Supplied passage Start Marker
Pointer events are an unified abstraction over mouse, touch, pen and
potential other yet-to-be-invented pointer-like input methods. Their goal
is to expose all such input methods under a single interface so the
application side doesn't need to explicitly make sure that it's
touch-aware or pen-aware. This abstraction is already present in HTML5,
in Qt6 and in WINAPI as well, and is also what I adopted for the new UI
library because it *just makes sense*.
Unfortunately not even SDL3 took the opportunity to introduce that and
instead added a *third* separate event type for pen input in SDL3. At
first I thought that I wouldn't introduce any extra abstractions in the
Application classes (because that's what they are designed to be, as
lightweight as possible), but midway through introducing TouchEvent
classes and fighting SDL's touch->mouse and mouse->touch compatibility
translation (yes, it's both ways, depending on the platform) I realized
that a much simpler solution that doesn't require any event translation
or the users duplicating their event handling logic for several possible
input types is to introduce a single new event type that covers all.
Supplied passage End Marker
Continue the passage on pointer events as an input abstraction, beginning after its last sentence.
Data extracts Start Marker
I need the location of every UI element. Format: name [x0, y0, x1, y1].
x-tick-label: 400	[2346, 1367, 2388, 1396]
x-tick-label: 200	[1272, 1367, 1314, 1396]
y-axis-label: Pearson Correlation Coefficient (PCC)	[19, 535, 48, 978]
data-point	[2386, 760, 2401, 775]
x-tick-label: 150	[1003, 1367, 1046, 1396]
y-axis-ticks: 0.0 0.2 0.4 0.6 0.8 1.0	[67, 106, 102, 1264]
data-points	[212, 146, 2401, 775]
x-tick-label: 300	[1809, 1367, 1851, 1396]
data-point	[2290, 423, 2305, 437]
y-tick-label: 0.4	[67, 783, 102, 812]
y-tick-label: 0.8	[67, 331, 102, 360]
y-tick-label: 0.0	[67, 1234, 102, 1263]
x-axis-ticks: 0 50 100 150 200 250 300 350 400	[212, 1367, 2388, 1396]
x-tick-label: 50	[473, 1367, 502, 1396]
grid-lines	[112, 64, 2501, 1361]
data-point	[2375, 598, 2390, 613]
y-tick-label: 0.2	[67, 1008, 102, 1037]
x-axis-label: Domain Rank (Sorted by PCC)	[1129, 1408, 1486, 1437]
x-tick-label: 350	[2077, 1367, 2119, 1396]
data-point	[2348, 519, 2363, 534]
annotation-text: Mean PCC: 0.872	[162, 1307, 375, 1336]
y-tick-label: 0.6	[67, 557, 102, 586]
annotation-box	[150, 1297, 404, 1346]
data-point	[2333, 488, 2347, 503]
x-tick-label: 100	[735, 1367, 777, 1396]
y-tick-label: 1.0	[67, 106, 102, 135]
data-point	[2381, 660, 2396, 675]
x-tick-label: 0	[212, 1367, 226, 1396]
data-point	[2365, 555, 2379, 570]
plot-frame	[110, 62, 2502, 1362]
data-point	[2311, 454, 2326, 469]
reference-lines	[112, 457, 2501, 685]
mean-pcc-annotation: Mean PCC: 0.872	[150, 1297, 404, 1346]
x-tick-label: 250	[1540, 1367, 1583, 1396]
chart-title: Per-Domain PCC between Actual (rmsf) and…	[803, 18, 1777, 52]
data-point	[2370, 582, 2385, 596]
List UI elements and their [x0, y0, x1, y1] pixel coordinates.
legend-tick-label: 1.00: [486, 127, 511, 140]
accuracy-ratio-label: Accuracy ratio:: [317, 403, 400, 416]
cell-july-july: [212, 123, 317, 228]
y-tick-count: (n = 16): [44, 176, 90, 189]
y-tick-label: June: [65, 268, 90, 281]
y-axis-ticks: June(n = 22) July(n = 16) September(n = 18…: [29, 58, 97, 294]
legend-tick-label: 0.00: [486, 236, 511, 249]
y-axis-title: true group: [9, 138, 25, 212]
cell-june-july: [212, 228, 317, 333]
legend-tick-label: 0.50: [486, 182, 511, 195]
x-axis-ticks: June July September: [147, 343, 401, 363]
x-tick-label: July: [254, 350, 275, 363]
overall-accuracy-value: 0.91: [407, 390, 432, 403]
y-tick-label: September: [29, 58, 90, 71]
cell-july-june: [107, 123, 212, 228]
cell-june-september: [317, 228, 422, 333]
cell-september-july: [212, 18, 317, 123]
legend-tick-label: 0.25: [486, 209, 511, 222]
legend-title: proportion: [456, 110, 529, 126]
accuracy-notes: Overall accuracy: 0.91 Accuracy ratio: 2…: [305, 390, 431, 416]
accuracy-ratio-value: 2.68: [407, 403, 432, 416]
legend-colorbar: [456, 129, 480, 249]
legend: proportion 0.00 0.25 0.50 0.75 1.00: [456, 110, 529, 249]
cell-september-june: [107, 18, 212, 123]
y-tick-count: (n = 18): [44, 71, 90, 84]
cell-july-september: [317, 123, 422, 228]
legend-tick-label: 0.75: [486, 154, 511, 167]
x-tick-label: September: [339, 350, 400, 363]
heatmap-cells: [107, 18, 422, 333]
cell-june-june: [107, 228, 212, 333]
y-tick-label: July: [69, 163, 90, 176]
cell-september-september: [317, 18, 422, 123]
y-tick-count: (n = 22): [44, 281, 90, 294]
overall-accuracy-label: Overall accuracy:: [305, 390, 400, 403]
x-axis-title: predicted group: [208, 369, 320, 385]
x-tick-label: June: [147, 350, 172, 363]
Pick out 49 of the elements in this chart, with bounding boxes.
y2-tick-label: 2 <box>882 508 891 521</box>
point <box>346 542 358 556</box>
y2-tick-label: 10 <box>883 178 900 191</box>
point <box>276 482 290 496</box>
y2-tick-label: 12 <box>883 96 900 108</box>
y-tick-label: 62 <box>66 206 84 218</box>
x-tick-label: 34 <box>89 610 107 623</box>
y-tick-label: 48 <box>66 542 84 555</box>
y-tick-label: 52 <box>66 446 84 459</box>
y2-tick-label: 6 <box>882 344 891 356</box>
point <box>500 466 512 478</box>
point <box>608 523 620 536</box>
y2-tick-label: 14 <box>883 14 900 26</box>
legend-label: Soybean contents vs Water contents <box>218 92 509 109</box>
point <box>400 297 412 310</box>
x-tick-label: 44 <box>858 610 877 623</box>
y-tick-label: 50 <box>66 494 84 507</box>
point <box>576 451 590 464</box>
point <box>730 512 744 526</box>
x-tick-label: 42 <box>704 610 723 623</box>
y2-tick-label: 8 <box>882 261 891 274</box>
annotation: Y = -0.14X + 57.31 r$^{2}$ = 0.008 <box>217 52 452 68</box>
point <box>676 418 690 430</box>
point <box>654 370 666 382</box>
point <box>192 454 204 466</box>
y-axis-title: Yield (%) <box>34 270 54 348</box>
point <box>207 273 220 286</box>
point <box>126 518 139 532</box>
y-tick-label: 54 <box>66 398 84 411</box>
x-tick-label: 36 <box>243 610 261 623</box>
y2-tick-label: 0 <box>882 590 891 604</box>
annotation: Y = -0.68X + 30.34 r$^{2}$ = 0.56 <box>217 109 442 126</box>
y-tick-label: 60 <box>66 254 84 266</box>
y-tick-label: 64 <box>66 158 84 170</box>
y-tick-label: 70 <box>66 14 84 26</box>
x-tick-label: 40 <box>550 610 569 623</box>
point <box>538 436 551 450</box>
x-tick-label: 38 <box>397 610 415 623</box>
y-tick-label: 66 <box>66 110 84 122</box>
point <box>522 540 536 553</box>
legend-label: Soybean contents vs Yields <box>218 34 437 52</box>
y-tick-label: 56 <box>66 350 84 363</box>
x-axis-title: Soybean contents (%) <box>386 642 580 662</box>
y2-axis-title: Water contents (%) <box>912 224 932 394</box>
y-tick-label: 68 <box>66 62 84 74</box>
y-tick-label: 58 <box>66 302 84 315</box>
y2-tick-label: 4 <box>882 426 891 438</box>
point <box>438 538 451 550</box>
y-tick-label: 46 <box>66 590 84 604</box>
Data extracts End Marker
Task response >>
Which is what this commit does -- it doesn't introduce anything
touch-related so far, just creates a new PointerEvent and
PointerMoveEvent class and corresponding virtual functions. Additionally,
I took this as an opportunity to make the position floating-point, since
that's what SDL3 does now as well, and GLFW did so since ever.
Plus, the Pointer and Pointers enums are directly on the Sdl2Application
class, to allow me to *finally* introduce pointer state queries. Which
weren't possible until now, because there were mutually incompatible
MouseEvent::Button and MouseMoveEvent::Button enums and putting them on
the base class would mean one would have to be translated and the other
not. With Pointer it's translated always, because there isn't any similar
enumeration in SDL that would cover mouse, touch and pen at the same
time.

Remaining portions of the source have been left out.